##### DATA FOR PROCESSING #####
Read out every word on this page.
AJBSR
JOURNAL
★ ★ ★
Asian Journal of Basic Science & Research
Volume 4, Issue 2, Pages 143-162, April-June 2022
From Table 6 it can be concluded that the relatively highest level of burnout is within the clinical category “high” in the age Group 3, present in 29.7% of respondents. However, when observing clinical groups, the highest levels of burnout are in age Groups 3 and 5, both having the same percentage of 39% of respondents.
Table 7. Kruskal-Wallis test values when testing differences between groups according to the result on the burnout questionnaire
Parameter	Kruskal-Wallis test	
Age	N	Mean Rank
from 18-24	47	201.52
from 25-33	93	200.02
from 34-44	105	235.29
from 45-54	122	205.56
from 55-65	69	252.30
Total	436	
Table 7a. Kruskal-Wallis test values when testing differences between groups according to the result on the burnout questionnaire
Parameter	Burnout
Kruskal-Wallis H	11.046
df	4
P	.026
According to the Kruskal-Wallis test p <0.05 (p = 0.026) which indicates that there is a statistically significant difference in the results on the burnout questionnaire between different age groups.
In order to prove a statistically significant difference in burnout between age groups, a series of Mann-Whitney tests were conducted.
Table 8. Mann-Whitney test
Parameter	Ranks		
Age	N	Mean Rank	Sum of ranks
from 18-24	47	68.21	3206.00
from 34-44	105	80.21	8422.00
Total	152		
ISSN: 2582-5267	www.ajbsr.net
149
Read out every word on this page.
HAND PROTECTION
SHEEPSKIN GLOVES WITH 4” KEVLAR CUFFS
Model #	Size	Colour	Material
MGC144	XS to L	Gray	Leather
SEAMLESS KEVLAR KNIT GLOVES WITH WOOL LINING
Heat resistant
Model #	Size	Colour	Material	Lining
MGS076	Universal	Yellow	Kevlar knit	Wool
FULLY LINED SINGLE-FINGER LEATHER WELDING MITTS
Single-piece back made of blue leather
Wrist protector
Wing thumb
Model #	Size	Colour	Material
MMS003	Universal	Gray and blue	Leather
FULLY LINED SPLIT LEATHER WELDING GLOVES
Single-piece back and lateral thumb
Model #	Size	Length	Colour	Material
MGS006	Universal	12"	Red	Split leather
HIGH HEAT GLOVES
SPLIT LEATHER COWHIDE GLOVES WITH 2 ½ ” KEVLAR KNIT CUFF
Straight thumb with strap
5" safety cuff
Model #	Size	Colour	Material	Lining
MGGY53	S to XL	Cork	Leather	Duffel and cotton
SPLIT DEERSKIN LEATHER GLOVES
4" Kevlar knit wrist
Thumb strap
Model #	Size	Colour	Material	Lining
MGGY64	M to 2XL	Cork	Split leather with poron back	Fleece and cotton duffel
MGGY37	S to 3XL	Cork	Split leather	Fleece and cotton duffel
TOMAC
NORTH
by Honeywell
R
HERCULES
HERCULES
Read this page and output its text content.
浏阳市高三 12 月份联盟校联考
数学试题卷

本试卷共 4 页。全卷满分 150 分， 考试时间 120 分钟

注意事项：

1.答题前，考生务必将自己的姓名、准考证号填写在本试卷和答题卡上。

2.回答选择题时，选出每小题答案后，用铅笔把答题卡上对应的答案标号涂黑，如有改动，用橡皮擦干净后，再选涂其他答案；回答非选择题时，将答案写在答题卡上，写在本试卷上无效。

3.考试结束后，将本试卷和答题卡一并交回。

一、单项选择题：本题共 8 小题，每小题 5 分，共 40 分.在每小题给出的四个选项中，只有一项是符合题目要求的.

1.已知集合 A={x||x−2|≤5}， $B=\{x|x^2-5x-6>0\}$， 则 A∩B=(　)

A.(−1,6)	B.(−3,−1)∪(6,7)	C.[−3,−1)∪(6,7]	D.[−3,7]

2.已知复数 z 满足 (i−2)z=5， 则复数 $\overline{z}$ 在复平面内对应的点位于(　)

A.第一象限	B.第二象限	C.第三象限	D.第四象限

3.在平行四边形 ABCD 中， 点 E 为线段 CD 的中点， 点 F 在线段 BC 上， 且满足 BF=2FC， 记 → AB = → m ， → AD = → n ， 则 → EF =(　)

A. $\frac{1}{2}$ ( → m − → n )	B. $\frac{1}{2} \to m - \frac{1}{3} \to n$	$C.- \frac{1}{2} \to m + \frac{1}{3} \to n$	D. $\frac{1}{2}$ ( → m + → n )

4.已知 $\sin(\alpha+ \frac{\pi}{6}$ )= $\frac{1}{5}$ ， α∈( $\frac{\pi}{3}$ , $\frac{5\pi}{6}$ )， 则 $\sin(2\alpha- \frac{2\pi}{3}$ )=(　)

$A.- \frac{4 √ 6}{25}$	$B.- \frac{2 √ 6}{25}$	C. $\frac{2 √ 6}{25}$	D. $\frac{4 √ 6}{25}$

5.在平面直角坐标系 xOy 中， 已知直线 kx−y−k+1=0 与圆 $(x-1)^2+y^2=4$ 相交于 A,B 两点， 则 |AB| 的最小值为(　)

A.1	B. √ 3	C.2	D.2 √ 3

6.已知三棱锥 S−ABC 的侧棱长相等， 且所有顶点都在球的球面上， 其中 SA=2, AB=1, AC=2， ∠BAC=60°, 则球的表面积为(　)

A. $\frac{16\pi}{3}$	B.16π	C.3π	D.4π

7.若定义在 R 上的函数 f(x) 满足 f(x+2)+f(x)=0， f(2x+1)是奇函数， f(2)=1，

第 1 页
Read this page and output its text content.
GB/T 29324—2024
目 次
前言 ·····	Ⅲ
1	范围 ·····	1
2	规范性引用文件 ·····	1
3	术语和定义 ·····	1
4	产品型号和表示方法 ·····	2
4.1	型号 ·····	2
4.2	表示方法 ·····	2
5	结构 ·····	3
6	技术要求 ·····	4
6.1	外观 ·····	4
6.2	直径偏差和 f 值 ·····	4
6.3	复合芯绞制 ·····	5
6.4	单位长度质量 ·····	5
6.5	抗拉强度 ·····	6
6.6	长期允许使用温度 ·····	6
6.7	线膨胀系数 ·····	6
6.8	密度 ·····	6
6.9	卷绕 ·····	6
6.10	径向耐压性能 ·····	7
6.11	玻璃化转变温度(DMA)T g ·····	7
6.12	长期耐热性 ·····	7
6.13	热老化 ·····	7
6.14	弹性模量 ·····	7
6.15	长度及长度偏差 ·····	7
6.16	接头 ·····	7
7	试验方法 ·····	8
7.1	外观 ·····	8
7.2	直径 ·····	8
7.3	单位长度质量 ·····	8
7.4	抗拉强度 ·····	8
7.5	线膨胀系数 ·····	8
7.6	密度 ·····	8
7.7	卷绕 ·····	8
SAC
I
#####
All of the records must be retyped exactly as they are.

(CORRECT RESPONSE):
Read out every word on this page.
AJBSR
JOURNAL
★ ★ ★
Asian Journal of Basic Science & Research
Volume 4, Issue 2, Pages 143-162, April-June 2022
From Table 6 it can be concluded that the relatively highest level of burnout is within the clinical category “high” in the age Group 3, present in 29.7% of respondents. However, when observing clinical groups, the highest levels of burnout are in age Groups 3 and 5, both having the same percentage of 39% of respondents.
Table 7. Kruskal-Wallis test values when testing differences between groups according to the result on the burnout questionnaire
Parameter	Kruskal-Wallis test	
Age	N	Mean Rank
from 18-24	47	201.52
from 25-33	93	200.02
from 34-44	105	235.29
from 45-54	122	205.56
from 55-65	69	252.30
Total	436	
Table 7a. Kruskal-Wallis test values when testing differences between groups according to the result on the burnout questionnaire
Parameter	Burnout
Kruskal-Wallis H	11.046
df	4
P	.026
According to the Kruskal-Wallis test p <0.05 (p = 0.026) which indicates that there is a statistically significant difference in the results on the burnout questionnaire between different age groups.
In order to prove a statistically significant difference in burnout between age groups, a series of Mann-Whitney tests were conducted.
Table 8. Mann-Whitney test
Parameter	Ranks		
Age	N	Mean Rank	Sum of ranks
from 18-24	47	68.21	3206.00
from 34-44	105	80.21	8422.00
Total	152		
ISSN: 2582-5267	www.ajbsr.net
149
Read out every word on this page.
HAND PROTECTION
SHEEPSKIN GLOVES WITH 4” KEVLAR CUFFS
Model #	Size	Colour	Material
MGC144	XS to L	Gray	Leather
SEAMLESS KEVLAR KNIT GLOVES WITH WOOL LINING
Heat resistant
Model #	Size	Colour	Material	Lining
MGS076	Universal	Yellow	Kevlar knit	Wool
FULLY LINED SINGLE-FINGER LEATHER WELDING MITTS
Single-piece back made of blue leather
Wrist protector
Wing thumb
Model #	Size	Colour	Material
MMS003	Universal	Gray and blue	Leather
FULLY LINED SPLIT LEATHER WELDING GLOVES
Single-piece back and lateral thumb
Model #	Size	Length	Colour	Material
MGS006	Universal	12"	Red	Split leather
HIGH HEAT GLOVES
SPLIT LEATHER COWHIDE GLOVES WITH 2 ½ ” KEVLAR KNIT CUFF
Straight thumb with strap
5" safety cuff
Model #	Size	Colour	Material	Lining
MGGY53	S to XL	Cork	Leather	Duffel and cotton
SPLIT DEERSKIN LEATHER GLOVES
4" Kevlar knit wrist
Thumb strap
Model #	Size	Colour	Material	Lining
MGGY64	M to 2XL	Cork	Split leather with poron back	Fleece and cotton duffel
MGGY37	S to 3XL	Cork	Split leather	Fleece and cotton duffel
TOMAC
NORTH
by Honeywell
R
HERCULES
HERCULES
Read this page and output its text content.
浏阳市高三 12 月份联盟校联考
数学试题卷

本试卷共 4 页。全卷满分 150 分， 考试时间 120 分钟

注意事项：

1.答题前，考生务必将自己的姓名、准考证号填写在本试卷和答题卡上。

2.回答选择题时，选出每小题答案后，用铅笔把答题卡上对应的答案标号涂黑，如有改动，用橡皮擦干净后，再选涂其他答案；回答非选择题时，将答案写在答题卡上，写在本试卷上无效。

3.考试结束后，将本试卷和答题卡一并交回。

一、单项选择题：本题共 8 小题，每小题 5 分，共 40 分.在每小题给出的四个选项中，只有一项是符合题目要求的.

1.已知集合 A={x||x−2|≤5}， $B=\{x|x^2-5x-6>0\}$， 则 A∩B=(　)

A.(−1,6)	B.(−3,−1)∪(6,7)	C.[−3,−1)∪(6,7]	D.[−3,7]

2.已知复数 z 满足 (i−2)z=5， 则复数 $\overline{z}$ 在复平面内对应的点位于(　)

A.第一象限	B.第二象限	C.第三象限	D.第四象限

3.在平行四边形 ABCD 中， 点 E 为线段 CD 的中点， 点 F 在线段 BC 上， 且满足 BF=2FC， 记 → AB = → m ， → AD = → n ， 则 → EF =(　)

A. $\frac{1}{2}$ ( → m − → n )	B. $\frac{1}{2} \to m - \frac{1}{3} \to n$	$C.- \frac{1}{2} \to m + \frac{1}{3} \to n$	D. $\frac{1}{2}$ ( → m + → n )

4.已知 $\sin(\alpha+ \frac{\pi}{6}$ )= $\frac{1}{5}$ ， α∈( $\frac{\pi}{3}$ , $\frac{5\pi}{6}$ )， 则 $\sin(2\alpha- \frac{2\pi}{3}$ )=(　)

$A.- \frac{4 √ 6}{25}$	$B.- \frac{2 √ 6}{25}$	C. $\frac{2 √ 6}{25}$	D. $\frac{4 √ 6}{25}$

5.在平面直角坐标系 xOy 中， 已知直线 kx−y−k+1=0 与圆 $(x-1)^2+y^2=4$ 相交于 A,B 两点， 则 |AB| 的最小值为(　)

A.1	B. √ 3	C.2	D.2 √ 3

6.已知三棱锥 S−ABC 的侧棱长相等， 且所有顶点都在球的球面上， 其中 SA=2, AB=1, AC=2， ∠BAC=60°, 则球的表面积为(　)

A. $\frac{16\pi}{3}$	B.16π	C.3π	D.4π

7.若定义在 R 上的函数 f(x) 满足 f(x+2)+f(x)=0， f(2x+1)是奇函数， f(2)=1，

第 1 页
Read this page and output its text content.
GB/T 29324—2024
目 次
前言 ·····	Ⅲ
1	范围 ·····	1
2	规范性引用文件 ·····	1
3	术语和定义 ·····	1
4	产品型号和表示方法 ·····	2
4.1	型号 ·····	2
4.2	表示方法 ·····	2
5	结构 ·····	3
6	技术要求 ·····	4
6.1	外观 ·····	4
6.2	直径偏差和 f 值 ·····	4
6.3	复合芯绞制 ·····	5
6.4	单位长度质量 ·····	5
6.5	抗拉强度 ·····	6
6.6	长期允许使用温度 ·····	6
6.7	线膨胀系数 ·····	6
6.8	密度 ·····	6
6.9	卷绕 ·····	6
6.10	径向耐压性能 ·····	7
6.11	玻璃化转变温度(DMA)T g ·····	7
6.12	长期耐热性 ·····	7
6.13	热老化 ·····	7
6.14	弹性模量 ·····	7
6.15	长度及长度偏差 ·····	7
6.16	接头 ·····	7
7	试验方法 ·····	8
7.1	外观 ·····	8
7.2	直径 ·····	8
7.3	单位长度质量 ·····	8
7.4	抗拉强度 ·····	8
7.5	线膨胀系数 ·····	8
7.6	密度 ·····	8
7.7	卷绕 ·····	8
SAC
I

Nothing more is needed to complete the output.